— begin INPUT MATERIAL —
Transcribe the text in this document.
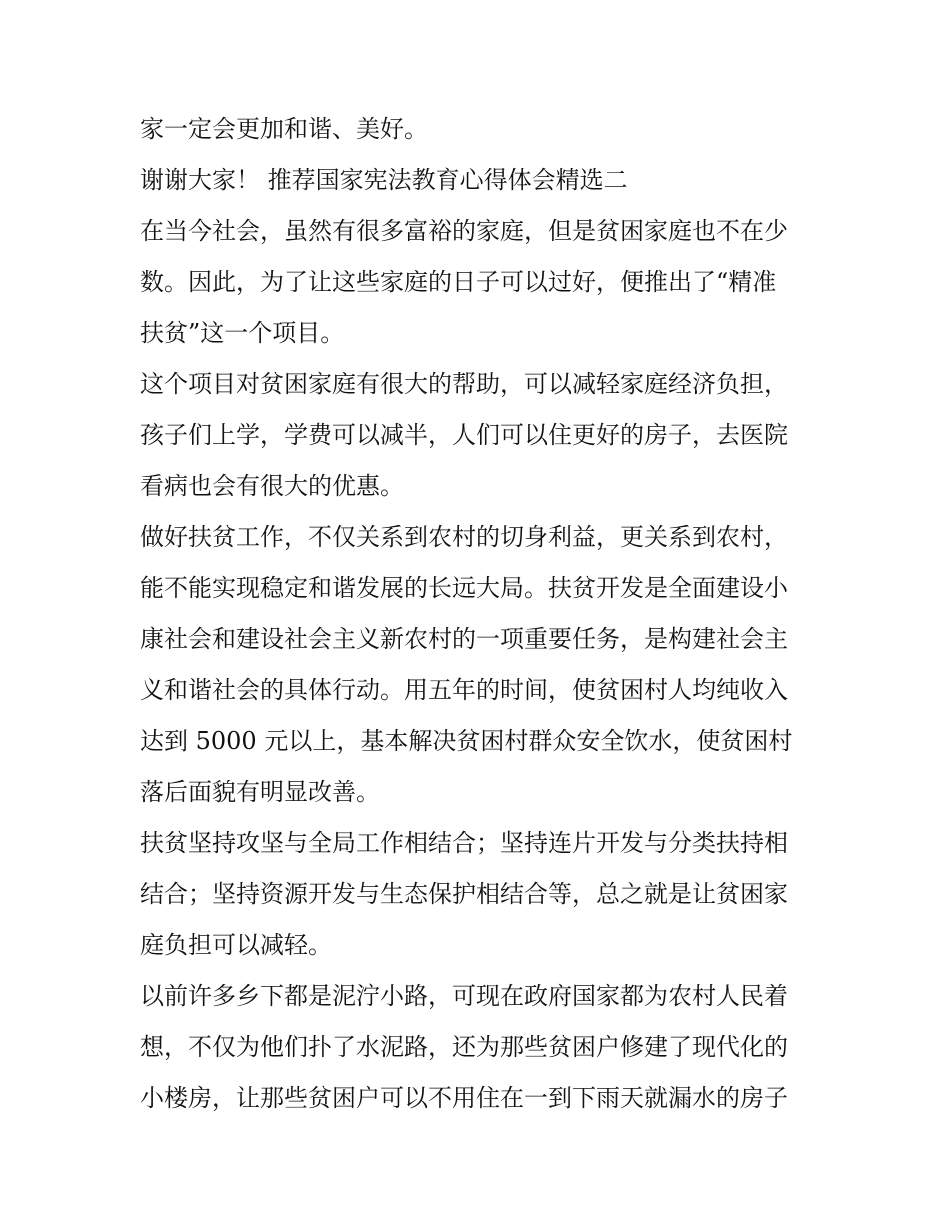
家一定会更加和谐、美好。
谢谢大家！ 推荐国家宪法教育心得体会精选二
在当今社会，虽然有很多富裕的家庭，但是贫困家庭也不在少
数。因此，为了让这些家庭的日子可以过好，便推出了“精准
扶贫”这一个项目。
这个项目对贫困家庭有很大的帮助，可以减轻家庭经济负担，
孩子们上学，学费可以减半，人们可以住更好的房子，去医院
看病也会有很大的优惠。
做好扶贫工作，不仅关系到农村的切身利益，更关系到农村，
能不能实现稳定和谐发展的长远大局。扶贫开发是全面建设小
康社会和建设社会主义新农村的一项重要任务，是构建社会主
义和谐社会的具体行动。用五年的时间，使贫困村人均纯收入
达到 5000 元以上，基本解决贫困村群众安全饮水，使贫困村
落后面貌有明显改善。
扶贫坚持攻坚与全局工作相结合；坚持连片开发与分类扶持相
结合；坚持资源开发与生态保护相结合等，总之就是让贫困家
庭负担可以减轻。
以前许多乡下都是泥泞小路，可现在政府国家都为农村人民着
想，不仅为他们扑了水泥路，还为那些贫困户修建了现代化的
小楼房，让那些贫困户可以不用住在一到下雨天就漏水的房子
— end INPUT MATERIAL —
- [SET TASK]
Output all of the records exactly as they appear above, but not the pictures.

- [ANSWER FOR THE TASK]
Transcribe the text in this document.
家一定会更加和谐、美好。
谢谢大家！ 推荐国家宪法教育心得体会精选二
在当今社会，虽然有很多富裕的家庭，但是贫困家庭也不在少
数。因此，为了让这些家庭的日子可以过好，便推出了“精准
扶贫”这一个项目。
这个项目对贫困家庭有很大的帮助，可以减轻家庭经济负担，
孩子们上学，学费可以减半，人们可以住更好的房子，去医院
看病也会有很大的优惠。
做好扶贫工作，不仅关系到农村的切身利益，更关系到农村，
能不能实现稳定和谐发展的长远大局。扶贫开发是全面建设小
康社会和建设社会主义新农村的一项重要任务，是构建社会主
义和谐社会的具体行动。用五年的时间，使贫困村人均纯收入
达到 5000 元以上，基本解决贫困村群众安全饮水，使贫困村
落后面貌有明显改善。
扶贫坚持攻坚与全局工作相结合；坚持连片开发与分类扶持相
结合；坚持资源开发与生态保护相结合等，总之就是让贫困家
庭负担可以减轻。
以前许多乡下都是泥泞小路，可现在政府国家都为农村人民着
想，不仅为他们扑了水泥路，还为那些贫困户修建了现代化的
小楼房，让那些贫困户可以不用住在一到下雨天就漏水的房子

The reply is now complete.